GIVEN EXERCISE —
Tally the lines that contain "title" and report the total alone.

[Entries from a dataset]
##############################
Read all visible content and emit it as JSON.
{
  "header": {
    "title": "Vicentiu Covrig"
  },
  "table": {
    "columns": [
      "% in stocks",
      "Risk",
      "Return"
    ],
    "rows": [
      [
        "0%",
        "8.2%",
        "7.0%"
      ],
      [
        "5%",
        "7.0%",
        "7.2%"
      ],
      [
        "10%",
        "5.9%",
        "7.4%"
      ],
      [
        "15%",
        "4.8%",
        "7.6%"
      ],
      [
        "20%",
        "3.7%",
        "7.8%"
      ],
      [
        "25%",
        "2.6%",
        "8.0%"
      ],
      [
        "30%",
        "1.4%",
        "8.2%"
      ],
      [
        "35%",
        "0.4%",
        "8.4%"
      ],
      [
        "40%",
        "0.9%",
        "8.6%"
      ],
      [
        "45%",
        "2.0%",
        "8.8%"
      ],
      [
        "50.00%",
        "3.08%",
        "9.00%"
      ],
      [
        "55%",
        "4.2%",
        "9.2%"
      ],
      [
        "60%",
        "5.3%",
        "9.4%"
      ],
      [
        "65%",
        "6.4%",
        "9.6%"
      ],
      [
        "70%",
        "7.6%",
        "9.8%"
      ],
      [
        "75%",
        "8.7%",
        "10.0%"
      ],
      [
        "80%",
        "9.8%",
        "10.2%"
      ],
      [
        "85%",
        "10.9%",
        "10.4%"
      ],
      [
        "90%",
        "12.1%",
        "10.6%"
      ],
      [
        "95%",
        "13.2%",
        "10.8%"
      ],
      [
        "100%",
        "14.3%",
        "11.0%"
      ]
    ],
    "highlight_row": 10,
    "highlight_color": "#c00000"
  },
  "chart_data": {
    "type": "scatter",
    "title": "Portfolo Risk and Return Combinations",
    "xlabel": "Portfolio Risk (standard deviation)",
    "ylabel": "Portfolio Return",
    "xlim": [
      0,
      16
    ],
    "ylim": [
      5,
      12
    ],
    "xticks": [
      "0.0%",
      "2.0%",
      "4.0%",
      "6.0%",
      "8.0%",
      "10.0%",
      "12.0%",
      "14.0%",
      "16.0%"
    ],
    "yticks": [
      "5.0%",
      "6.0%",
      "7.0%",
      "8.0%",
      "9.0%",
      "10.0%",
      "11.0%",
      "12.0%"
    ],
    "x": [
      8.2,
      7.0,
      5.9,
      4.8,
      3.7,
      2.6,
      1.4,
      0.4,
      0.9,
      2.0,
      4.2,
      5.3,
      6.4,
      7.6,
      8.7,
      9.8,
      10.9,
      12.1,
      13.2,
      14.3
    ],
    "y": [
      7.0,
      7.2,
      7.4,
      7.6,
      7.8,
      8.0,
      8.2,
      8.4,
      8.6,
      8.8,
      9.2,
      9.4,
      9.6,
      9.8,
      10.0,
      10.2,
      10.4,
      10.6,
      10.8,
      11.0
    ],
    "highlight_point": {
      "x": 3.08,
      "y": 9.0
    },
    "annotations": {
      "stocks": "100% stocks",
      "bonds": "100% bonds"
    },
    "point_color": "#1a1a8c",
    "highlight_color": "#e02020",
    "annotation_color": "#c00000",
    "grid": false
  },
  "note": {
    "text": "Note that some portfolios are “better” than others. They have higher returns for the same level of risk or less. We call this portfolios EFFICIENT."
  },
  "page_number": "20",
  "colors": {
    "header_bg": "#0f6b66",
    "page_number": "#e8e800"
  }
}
##############################
SOLUTION FOR THIS PROBLEM —
2